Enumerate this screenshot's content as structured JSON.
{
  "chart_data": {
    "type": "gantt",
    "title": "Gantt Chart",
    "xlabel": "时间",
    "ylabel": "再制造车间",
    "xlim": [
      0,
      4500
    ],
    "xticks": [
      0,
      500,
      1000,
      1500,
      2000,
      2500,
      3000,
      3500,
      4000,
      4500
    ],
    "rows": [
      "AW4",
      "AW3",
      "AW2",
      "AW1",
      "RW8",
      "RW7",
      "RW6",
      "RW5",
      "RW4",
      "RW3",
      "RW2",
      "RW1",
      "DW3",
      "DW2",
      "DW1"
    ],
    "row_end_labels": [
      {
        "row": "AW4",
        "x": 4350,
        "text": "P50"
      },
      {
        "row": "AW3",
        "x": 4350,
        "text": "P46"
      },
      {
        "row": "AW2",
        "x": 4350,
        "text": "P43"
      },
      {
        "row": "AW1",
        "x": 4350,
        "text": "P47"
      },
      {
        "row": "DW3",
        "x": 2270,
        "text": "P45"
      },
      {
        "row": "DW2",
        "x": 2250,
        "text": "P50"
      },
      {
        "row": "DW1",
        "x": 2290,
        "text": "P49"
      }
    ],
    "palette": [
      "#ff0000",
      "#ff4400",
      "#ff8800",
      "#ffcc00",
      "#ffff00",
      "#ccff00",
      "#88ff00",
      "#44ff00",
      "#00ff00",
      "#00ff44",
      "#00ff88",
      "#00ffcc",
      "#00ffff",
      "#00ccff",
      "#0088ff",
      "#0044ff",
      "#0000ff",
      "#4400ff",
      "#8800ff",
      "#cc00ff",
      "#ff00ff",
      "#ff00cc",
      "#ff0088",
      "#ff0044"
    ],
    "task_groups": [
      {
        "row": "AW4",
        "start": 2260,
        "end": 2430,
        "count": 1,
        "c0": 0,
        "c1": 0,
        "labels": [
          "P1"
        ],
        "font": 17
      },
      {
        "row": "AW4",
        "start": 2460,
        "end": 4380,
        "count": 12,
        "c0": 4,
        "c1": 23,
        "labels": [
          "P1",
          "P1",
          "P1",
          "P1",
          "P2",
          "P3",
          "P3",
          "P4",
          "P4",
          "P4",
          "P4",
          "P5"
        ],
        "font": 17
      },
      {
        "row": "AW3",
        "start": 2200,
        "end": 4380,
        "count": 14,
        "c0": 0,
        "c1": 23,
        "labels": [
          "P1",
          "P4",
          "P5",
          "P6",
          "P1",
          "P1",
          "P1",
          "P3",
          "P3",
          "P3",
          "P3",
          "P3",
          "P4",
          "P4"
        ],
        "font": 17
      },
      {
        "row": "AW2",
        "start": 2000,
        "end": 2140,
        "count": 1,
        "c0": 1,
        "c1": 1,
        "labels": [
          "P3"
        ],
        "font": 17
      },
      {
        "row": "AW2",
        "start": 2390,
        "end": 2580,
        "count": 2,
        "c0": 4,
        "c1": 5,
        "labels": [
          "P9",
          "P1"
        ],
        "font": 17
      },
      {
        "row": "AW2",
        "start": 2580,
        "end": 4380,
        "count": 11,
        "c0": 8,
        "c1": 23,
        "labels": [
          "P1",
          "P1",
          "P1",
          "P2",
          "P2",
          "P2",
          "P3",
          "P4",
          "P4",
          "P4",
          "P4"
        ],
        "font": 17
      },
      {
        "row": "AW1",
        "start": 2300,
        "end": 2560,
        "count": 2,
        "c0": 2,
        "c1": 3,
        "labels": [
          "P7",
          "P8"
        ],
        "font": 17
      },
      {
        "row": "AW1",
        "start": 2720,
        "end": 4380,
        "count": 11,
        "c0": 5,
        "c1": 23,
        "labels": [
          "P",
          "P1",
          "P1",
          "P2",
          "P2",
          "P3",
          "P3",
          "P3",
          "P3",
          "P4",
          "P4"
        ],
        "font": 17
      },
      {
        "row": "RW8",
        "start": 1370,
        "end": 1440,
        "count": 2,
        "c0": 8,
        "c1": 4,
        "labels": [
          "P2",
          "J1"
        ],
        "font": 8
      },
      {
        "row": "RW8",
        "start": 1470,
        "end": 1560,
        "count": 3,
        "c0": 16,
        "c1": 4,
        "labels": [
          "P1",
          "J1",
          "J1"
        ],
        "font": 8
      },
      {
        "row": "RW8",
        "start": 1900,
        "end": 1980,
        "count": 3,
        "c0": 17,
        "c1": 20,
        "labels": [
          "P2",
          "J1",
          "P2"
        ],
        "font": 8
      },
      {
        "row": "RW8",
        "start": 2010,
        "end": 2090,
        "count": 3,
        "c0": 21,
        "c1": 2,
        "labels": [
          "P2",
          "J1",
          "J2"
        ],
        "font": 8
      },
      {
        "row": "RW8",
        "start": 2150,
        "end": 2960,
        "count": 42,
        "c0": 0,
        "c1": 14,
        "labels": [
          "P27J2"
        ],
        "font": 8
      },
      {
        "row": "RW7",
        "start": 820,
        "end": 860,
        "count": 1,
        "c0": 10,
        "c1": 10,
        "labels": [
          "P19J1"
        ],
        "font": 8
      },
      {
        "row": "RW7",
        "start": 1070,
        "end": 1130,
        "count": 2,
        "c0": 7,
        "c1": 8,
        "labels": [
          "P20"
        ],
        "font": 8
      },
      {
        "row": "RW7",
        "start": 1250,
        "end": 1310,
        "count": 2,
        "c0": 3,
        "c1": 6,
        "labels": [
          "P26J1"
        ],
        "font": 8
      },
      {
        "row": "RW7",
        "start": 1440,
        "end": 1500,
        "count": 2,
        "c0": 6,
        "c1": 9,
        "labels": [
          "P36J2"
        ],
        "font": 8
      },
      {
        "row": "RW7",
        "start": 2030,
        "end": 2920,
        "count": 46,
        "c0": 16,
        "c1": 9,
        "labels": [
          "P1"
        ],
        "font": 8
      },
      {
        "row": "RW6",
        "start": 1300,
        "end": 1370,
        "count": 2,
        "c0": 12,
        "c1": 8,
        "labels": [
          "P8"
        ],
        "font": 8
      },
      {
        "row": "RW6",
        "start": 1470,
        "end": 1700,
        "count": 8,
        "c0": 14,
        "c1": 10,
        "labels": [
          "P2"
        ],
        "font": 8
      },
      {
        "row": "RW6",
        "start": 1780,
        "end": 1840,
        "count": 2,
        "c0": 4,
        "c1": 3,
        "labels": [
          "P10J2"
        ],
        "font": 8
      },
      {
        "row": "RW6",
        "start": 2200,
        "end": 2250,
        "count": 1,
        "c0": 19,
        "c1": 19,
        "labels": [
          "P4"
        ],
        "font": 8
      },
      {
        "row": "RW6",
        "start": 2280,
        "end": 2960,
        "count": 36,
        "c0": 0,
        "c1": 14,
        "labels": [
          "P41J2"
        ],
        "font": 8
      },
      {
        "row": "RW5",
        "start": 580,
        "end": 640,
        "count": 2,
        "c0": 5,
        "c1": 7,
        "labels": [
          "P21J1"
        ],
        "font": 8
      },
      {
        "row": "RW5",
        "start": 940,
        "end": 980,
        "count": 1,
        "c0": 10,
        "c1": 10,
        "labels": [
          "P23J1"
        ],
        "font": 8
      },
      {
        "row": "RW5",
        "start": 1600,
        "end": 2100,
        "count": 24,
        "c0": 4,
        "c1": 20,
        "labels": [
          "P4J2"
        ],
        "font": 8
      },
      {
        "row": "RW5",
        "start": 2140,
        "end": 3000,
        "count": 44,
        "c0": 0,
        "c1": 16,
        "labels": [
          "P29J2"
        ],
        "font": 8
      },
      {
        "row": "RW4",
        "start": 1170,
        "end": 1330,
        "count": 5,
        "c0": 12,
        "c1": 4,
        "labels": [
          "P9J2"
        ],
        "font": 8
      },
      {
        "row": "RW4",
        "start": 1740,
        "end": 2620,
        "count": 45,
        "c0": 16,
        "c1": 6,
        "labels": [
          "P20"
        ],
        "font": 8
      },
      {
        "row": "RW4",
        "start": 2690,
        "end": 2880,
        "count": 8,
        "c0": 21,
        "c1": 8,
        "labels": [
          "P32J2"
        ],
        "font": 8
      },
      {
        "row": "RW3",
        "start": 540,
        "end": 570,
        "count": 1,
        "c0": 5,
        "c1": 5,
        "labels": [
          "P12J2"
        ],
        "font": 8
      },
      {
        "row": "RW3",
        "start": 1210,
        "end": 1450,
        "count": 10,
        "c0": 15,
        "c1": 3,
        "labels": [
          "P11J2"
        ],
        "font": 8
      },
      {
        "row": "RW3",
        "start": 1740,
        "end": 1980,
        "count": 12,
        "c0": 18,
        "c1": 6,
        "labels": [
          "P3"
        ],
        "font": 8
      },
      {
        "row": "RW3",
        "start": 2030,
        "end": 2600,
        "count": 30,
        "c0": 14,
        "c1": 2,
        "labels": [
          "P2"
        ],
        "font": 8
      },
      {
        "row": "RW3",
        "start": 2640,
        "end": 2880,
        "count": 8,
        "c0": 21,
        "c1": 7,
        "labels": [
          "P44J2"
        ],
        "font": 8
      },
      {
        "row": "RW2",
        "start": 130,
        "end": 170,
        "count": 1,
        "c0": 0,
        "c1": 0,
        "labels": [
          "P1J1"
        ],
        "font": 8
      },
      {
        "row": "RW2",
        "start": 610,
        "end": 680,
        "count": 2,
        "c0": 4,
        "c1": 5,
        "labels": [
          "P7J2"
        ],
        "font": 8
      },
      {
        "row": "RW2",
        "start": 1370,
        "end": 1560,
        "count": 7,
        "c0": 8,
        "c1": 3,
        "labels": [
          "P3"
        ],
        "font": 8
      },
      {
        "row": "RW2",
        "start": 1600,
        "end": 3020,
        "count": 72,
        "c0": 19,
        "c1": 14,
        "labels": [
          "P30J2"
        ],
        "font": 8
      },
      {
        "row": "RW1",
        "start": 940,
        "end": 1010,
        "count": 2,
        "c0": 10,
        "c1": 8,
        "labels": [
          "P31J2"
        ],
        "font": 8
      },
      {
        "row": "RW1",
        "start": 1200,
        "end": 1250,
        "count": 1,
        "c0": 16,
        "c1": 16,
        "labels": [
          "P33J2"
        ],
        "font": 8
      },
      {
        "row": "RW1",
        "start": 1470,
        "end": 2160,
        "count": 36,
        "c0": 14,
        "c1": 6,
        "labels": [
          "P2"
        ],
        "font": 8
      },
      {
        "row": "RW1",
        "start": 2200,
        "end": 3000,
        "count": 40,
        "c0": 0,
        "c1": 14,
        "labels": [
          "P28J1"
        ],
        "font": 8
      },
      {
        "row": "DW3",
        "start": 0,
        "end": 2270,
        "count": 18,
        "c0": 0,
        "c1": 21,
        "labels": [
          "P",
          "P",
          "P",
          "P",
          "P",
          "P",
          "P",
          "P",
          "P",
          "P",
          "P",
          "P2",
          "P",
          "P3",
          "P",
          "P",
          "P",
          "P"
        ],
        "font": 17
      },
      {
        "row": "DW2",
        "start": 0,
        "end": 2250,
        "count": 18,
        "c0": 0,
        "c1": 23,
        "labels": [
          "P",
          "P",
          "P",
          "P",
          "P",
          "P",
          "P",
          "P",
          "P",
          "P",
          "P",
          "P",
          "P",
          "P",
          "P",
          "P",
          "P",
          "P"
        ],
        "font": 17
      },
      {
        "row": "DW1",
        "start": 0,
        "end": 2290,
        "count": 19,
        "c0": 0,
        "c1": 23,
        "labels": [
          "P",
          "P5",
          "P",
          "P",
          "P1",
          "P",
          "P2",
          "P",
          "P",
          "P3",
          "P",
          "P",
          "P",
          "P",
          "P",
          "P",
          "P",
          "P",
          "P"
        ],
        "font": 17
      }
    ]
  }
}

-- Work to be completed --
All lines holding the word "text" should be picked out and copied.

-- Output --
        "text": "P50"
        "text": "P46"
        "text": "P43"
        "text": "P47"
        "text": "P45"
        "text": "P50"
        "text": "P49"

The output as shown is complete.